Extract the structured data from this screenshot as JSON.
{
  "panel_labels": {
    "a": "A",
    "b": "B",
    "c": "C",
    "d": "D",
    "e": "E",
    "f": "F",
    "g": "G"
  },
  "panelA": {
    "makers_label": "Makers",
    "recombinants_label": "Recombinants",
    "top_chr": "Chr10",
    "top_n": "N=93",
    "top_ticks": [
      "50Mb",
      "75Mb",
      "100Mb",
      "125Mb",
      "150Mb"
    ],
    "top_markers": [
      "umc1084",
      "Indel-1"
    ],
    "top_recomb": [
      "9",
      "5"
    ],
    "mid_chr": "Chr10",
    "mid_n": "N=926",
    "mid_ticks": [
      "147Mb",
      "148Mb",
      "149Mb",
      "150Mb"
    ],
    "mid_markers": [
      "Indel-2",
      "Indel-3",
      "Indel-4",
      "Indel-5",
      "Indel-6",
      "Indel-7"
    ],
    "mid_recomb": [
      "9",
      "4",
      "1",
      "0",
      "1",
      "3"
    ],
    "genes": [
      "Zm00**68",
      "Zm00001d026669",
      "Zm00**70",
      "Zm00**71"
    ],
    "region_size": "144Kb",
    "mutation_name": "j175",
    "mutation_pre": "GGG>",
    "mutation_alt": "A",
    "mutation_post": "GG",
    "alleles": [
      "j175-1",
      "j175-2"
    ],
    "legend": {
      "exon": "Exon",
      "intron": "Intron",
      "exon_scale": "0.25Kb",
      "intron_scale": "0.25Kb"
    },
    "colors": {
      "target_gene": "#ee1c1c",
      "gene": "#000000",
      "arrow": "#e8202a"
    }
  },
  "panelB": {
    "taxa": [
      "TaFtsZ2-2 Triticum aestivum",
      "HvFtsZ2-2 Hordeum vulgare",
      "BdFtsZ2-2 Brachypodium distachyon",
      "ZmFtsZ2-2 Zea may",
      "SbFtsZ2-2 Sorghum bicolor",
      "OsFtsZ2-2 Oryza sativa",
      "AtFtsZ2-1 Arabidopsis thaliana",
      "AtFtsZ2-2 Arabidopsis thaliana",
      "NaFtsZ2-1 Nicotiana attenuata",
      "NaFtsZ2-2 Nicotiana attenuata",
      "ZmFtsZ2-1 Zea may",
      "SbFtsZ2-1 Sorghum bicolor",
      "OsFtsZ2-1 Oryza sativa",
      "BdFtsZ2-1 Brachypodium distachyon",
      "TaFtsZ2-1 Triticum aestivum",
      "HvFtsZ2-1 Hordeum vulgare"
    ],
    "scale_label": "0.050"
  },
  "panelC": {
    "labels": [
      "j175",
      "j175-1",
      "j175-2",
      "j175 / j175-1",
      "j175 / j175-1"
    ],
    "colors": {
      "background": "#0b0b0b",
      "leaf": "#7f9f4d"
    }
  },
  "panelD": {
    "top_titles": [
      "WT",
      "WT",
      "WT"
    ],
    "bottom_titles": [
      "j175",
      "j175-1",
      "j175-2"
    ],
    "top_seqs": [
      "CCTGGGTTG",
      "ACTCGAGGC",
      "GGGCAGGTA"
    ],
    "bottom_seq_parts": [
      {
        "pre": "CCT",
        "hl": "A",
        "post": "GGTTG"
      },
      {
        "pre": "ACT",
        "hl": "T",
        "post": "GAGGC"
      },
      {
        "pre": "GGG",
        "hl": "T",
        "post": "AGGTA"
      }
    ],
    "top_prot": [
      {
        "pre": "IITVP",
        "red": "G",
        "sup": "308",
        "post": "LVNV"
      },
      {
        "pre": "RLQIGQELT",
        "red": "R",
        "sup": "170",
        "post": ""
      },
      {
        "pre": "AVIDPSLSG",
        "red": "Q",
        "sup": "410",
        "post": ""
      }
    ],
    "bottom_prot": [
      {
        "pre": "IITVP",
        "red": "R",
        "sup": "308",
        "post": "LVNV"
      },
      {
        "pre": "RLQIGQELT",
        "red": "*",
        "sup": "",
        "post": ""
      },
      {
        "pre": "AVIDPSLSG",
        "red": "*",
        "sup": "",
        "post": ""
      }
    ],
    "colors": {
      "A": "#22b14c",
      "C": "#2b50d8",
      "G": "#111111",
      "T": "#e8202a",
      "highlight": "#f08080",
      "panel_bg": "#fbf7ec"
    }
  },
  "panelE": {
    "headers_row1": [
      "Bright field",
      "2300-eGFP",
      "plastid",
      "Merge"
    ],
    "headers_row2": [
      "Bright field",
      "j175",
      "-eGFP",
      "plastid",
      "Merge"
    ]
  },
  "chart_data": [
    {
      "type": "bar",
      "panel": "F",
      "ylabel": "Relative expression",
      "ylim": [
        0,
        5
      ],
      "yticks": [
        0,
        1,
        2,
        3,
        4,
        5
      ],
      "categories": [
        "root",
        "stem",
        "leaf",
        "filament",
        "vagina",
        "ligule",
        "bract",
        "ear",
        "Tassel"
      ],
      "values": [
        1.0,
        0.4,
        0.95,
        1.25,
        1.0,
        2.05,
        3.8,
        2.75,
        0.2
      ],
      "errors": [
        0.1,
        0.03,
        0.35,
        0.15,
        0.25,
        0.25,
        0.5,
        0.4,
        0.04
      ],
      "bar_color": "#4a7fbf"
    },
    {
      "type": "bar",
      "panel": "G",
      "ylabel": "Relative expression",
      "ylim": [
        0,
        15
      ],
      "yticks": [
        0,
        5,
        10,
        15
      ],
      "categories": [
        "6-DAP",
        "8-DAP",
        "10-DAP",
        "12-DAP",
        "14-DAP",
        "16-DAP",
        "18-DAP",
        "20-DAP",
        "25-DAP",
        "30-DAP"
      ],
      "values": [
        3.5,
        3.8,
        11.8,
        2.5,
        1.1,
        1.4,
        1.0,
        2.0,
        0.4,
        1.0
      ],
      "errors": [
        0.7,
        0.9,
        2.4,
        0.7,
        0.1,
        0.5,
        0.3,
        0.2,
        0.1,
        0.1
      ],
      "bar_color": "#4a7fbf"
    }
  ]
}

▶ Exercise requirements:
Report every line of the material above in which "distachyon" appears.

▶ Solution to the problem:
      "BdFtsZ2-2 Brachypodium distachyon",
      "BdFtsZ2-1 Brachypodium distachyon",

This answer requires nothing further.